Reproduce each line exactly. Skip none.

**RAW DATA:**
'''
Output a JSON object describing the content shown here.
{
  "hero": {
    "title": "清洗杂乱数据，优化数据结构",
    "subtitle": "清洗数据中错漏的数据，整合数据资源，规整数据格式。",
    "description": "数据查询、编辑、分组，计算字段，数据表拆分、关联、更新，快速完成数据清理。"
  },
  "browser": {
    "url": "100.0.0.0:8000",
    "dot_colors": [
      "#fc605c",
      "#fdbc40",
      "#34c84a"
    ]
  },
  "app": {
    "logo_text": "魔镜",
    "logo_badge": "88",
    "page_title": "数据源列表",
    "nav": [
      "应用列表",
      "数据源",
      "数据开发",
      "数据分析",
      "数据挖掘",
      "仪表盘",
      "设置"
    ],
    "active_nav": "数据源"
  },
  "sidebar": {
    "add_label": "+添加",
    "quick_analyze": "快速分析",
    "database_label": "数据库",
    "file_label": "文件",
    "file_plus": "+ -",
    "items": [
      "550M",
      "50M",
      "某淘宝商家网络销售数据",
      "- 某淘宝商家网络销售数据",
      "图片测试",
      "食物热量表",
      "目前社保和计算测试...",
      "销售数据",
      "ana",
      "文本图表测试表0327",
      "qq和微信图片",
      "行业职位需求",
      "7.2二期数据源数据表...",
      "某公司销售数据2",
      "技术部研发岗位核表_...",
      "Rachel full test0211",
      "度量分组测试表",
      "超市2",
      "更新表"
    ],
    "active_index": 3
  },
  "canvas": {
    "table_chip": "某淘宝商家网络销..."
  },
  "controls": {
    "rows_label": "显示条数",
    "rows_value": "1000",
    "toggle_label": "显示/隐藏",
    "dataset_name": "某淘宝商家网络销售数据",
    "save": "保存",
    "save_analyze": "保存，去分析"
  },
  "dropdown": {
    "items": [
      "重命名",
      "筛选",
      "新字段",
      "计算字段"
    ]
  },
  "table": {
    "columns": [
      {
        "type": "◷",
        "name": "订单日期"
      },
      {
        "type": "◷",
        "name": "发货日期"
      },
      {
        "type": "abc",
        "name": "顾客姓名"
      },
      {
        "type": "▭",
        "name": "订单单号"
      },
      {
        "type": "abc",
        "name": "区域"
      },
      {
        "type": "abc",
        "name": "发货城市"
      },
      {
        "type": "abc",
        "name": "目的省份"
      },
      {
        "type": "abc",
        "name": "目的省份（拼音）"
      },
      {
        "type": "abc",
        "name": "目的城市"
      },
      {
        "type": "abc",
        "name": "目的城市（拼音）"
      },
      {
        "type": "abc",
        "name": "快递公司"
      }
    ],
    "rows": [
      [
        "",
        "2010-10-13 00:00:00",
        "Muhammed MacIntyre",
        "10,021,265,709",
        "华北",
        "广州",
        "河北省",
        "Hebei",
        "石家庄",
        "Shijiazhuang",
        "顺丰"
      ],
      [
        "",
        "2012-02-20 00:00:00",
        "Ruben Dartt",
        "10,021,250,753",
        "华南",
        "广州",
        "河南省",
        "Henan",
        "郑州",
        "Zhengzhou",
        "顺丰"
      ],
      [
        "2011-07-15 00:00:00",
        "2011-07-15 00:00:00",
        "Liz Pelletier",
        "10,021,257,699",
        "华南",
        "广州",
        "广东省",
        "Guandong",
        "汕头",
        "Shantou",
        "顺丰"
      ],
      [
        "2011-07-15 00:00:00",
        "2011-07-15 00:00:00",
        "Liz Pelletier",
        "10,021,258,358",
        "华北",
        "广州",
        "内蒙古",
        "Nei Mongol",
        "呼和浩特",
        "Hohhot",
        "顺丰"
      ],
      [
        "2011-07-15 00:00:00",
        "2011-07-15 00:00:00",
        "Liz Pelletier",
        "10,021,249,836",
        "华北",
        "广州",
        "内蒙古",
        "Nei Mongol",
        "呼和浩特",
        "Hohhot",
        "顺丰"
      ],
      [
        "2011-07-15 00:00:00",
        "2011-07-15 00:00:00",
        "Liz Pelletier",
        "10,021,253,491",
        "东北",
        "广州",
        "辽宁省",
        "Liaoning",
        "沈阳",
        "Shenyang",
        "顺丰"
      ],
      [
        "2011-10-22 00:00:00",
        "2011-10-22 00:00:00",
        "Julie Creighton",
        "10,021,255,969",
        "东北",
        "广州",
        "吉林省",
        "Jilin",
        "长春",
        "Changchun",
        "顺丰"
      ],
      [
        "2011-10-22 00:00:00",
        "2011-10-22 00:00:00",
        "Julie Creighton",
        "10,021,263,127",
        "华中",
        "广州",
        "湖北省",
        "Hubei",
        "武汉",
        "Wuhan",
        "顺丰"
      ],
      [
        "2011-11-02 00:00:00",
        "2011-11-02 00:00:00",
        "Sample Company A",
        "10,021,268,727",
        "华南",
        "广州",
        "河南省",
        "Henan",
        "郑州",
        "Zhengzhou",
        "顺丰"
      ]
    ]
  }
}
'''
**REPLY TO THE TASK:**
Output a JSON object describing the content shown here.
{
  "hero": {
    "title": "清洗杂乱数据，优化数据结构",
    "subtitle": "清洗数据中错漏的数据，整合数据资源，规整数据格式。",
    "description": "数据查询、编辑、分组，计算字段，数据表拆分、关联、更新，快速完成数据清理。"
  },
  "browser": {
    "url": "100.0.0.0:8000",
    "dot_colors": [
      "#fc605c",
      "#fdbc40",
      "#34c84a"
    ]
  },
  "app": {
    "logo_text": "魔镜",
    "logo_badge": "88",
    "page_title": "数据源列表",
    "nav": [
      "应用列表",
      "数据源",
      "数据开发",
      "数据分析",
      "数据挖掘",
      "仪表盘",
      "设置"
    ],
    "active_nav": "数据源"
  },
  "sidebar": {
    "add_label": "+添加",
    "quick_analyze": "快速分析",
    "database_label": "数据库",
    "file_label": "文件",
    "file_plus": "+ -",
    "items": [
      "550M",
      "50M",
      "某淘宝商家网络销售数据",
      "- 某淘宝商家网络销售数据",
      "图片测试",
      "食物热量表",
      "目前社保和计算测试...",
      "销售数据",
      "ana",
      "文本图表测试表0327",
      "qq和微信图片",
      "行业职位需求",
      "7.2二期数据源数据表...",
      "某公司销售数据2",
      "技术部研发岗位核表_...",
      "Rachel full test0211",
      "度量分组测试表",
      "超市2",
      "更新表"
    ],
    "active_index": 3
  },
  "canvas": {
    "table_chip": "某淘宝商家网络销..."
  },
  "controls": {
    "rows_label": "显示条数",
    "rows_value": "1000",
    "toggle_label": "显示/隐藏",
    "dataset_name": "某淘宝商家网络销售数据",
    "save": "保存",
    "save_analyze": "保存，去分析"
  },
  "dropdown": {
    "items": [
      "重命名",
      "筛选",
      "新字段",
      "计算字段"
    ]
  },
  "table": {
    "columns": [
      {
        "type": "◷",
        "name": "订单日期"
      },
      {
        "type": "◷",
        "name": "发货日期"
      },
      {
        "type": "abc",
        "name": "顾客姓名"
      },
      {
        "type": "▭",
        "name": "订单单号"
      },
      {
        "type": "abc",
        "name": "区域"
      },
      {
        "type": "abc",
        "name": "发货城市"
      },
      {
        "type": "abc",
        "name": "目的省份"
      },
      {
        "type": "abc",
        "name": "目的省份（拼音）"
      },
      {
        "type": "abc",
        "name": "目的城市"
      },
      {
        "type": "abc",
        "name": "目的城市（拼音）"
      },
      {
        "type": "abc",
        "name": "快递公司"
      }
    ],
    "rows": [
      [
        "",
        "2010-10-13 00:00:00",
        "Muhammed MacIntyre",
        "10,021,265,709",
        "华北",
        "广州",
        "河北省",
        "Hebei",
        "石家庄",
        "Shijiazhuang",
        "顺丰"
      ],
      [
        "",
        "2012-02-20 00:00:00",
        "Ruben Dartt",
        "10,021,250,753",
        "华南",
        "广州",
        "河南省",
        "Henan",
        "郑州",
        "Zhengzhou",
        "顺丰"
      ],
      [
        "2011-07-15 00:00:00",
        "2011-07-15 00:00:00",
        "Liz Pelletier",
        "10,021,257,699",
        "华南",
        "广州",
        "广东省",
        "Guandong",
        "汕头",
        "Shantou",
        "顺丰"
      ],
      [
        "2011-07-15 00:00:00",
        "2011-07-15 00:00:00",
        "Liz Pelletier",
        "10,021,258,358",
        "华北",
        "广州",
        "内蒙古",
        "Nei Mongol",
        "呼和浩特",
        "Hohhot",
        "顺丰"
      ],
      [
        "2011-07-15 00:00:00",
        "2011-07-15 00:00:00",
        "Liz Pelletier",
        "10,021,249,836",
        "华北",
        "广州",
        "内蒙古",
        "Nei Mongol",
        "呼和浩特",
        "Hohhot",
        "顺丰"
      ],
      [
        "2011-07-15 00:00:00",
        "2011-07-15 00:00:00",
        "Liz Pelletier",
        "10,021,253,491",
        "东北",
        "广州",
        "辽宁省",
        "Liaoning",
        "沈阳",
        "Shenyang",
        "顺丰"
      ],
      [
        "2011-10-22 00:00:00",
        "2011-10-22 00:00:00",
        "Julie Creighton",
        "10,021,255,969",
        "东北",
        "广州",
        "吉林省",
        "Jilin",
        "长春",
        "Changchun",
        "顺丰"
      ],
      [
        "2011-10-22 00:00:00",
        "2011-10-22 00:00:00",
        "Julie Creighton",
        "10,021,263,127",
        "华中",
        "广州",
        "湖北省",
        "Hubei",
        "武汉",
        "Wuhan",
        "顺丰"
      ],
      [
        "2011-11-02 00:00:00",
        "2011-11-02 00:00:00",
        "Sample Company A",
        "10,021,268,727",
        "华南",
        "广州",
        "河南省",
        "Henan",
        "郑州",
        "Zhengzhou",
        "顺丰"
      ]
    ]
  }
}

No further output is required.